Given problem — Copy out each line in the material below that has the word "name".

Raw records —
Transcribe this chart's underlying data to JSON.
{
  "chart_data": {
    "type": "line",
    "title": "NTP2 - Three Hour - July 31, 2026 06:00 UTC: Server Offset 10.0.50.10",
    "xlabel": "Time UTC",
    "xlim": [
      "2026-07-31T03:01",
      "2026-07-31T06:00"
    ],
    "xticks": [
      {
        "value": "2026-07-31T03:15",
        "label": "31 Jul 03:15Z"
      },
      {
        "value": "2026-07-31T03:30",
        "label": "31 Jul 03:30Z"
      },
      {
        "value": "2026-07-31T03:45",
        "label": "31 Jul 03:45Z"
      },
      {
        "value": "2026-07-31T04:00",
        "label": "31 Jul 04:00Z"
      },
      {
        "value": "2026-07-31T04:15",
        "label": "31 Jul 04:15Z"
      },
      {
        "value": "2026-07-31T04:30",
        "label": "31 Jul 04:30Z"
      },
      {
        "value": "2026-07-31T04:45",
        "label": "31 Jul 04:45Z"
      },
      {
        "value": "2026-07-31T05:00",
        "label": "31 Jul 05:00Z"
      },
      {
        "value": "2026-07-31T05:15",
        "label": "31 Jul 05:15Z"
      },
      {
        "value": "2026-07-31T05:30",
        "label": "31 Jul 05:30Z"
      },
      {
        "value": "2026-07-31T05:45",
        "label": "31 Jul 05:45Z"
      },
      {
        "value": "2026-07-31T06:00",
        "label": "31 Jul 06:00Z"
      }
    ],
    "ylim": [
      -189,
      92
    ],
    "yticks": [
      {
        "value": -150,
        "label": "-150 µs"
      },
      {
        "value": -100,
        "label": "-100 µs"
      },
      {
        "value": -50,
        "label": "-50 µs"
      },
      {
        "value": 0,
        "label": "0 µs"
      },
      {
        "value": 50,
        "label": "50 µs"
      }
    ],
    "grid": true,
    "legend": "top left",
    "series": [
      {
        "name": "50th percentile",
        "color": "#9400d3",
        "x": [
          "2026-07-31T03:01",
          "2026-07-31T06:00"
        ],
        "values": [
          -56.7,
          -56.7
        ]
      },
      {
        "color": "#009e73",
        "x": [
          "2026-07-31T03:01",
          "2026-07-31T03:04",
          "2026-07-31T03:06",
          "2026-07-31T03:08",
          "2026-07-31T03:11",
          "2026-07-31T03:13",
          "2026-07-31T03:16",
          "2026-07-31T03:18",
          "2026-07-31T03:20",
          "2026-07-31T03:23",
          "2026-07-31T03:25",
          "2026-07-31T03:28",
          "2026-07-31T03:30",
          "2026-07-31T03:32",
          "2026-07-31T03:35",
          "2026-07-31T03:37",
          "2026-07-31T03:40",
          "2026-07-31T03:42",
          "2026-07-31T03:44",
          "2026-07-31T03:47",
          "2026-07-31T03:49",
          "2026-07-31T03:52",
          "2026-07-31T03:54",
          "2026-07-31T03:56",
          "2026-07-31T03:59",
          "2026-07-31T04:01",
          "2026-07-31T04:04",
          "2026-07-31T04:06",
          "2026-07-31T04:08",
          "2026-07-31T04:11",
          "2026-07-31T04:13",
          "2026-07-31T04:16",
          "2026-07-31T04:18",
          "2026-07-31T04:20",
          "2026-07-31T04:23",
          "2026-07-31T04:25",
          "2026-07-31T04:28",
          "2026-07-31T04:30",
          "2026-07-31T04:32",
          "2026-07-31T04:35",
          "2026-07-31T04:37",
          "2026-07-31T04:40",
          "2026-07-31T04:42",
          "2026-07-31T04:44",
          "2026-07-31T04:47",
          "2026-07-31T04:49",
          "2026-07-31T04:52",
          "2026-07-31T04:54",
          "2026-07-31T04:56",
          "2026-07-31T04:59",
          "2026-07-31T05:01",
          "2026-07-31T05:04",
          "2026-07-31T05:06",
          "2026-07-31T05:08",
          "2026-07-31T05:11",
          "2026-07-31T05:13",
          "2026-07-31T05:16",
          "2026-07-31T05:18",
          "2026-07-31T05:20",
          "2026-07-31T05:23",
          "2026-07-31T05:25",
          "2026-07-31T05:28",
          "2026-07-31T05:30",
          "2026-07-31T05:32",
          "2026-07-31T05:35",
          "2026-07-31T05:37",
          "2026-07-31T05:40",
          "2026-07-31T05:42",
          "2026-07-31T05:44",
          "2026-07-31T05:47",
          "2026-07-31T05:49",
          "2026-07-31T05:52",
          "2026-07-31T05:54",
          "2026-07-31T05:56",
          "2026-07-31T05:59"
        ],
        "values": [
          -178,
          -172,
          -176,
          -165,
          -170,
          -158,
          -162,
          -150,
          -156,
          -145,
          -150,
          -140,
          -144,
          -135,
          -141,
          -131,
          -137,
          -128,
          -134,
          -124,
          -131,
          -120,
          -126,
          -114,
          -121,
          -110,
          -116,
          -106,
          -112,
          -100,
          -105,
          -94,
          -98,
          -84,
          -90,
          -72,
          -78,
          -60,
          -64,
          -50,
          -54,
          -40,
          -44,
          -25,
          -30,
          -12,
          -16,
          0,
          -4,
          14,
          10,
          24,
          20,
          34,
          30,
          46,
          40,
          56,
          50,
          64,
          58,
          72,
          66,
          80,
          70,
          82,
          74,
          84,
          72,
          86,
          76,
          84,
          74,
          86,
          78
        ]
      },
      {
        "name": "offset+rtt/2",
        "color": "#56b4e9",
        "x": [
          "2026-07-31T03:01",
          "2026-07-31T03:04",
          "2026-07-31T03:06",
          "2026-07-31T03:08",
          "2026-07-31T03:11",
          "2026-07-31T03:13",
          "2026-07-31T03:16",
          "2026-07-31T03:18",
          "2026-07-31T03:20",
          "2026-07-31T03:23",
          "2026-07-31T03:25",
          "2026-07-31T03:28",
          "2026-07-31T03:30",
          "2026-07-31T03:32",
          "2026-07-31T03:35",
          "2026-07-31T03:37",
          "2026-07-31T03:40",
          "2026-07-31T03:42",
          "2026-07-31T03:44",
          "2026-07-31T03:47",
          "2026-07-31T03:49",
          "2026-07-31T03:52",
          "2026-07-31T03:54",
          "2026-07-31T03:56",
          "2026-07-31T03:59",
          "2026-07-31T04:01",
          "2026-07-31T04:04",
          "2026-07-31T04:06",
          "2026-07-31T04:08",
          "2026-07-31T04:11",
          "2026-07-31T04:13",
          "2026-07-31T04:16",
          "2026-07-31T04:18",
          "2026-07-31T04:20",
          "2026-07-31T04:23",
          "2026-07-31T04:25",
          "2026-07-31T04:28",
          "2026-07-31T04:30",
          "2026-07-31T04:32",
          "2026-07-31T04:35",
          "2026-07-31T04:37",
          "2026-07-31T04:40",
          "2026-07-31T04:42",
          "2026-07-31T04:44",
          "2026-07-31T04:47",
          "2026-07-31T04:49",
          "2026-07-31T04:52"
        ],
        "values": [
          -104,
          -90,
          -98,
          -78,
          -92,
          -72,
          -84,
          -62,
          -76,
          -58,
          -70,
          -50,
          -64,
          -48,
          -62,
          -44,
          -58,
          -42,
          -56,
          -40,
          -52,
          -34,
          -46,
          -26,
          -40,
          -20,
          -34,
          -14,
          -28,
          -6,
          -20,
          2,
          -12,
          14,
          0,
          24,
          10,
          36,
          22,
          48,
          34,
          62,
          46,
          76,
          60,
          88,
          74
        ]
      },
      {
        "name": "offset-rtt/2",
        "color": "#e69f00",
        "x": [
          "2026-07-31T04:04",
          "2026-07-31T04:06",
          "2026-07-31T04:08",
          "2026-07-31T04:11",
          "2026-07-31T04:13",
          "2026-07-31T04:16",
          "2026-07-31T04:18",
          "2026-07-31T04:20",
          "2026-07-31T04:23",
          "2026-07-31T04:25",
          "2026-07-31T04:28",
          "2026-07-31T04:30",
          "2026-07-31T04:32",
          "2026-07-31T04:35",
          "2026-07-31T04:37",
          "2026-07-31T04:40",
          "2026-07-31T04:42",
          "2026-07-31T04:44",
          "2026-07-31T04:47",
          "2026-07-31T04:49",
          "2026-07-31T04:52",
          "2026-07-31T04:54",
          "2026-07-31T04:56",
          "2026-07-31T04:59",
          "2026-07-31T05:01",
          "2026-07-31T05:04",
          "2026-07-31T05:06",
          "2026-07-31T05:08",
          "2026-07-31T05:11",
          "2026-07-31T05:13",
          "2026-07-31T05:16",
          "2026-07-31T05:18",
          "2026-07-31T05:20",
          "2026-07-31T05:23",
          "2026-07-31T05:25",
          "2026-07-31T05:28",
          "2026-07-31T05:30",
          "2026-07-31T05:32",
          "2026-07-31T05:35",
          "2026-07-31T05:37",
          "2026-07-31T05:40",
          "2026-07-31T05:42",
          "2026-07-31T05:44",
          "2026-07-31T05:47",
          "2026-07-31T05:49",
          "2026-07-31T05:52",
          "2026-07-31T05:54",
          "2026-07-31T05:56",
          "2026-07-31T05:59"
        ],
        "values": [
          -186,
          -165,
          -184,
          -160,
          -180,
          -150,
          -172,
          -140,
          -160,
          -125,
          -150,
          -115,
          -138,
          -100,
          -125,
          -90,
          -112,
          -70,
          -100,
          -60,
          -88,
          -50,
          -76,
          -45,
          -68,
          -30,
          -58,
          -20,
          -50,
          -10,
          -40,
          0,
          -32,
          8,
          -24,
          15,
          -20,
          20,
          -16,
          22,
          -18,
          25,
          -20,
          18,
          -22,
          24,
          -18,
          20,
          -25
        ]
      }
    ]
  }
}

The reply —
        "name": "50th percentile",
        "name": "offset+rtt/2",
        "name": "offset-rtt/2",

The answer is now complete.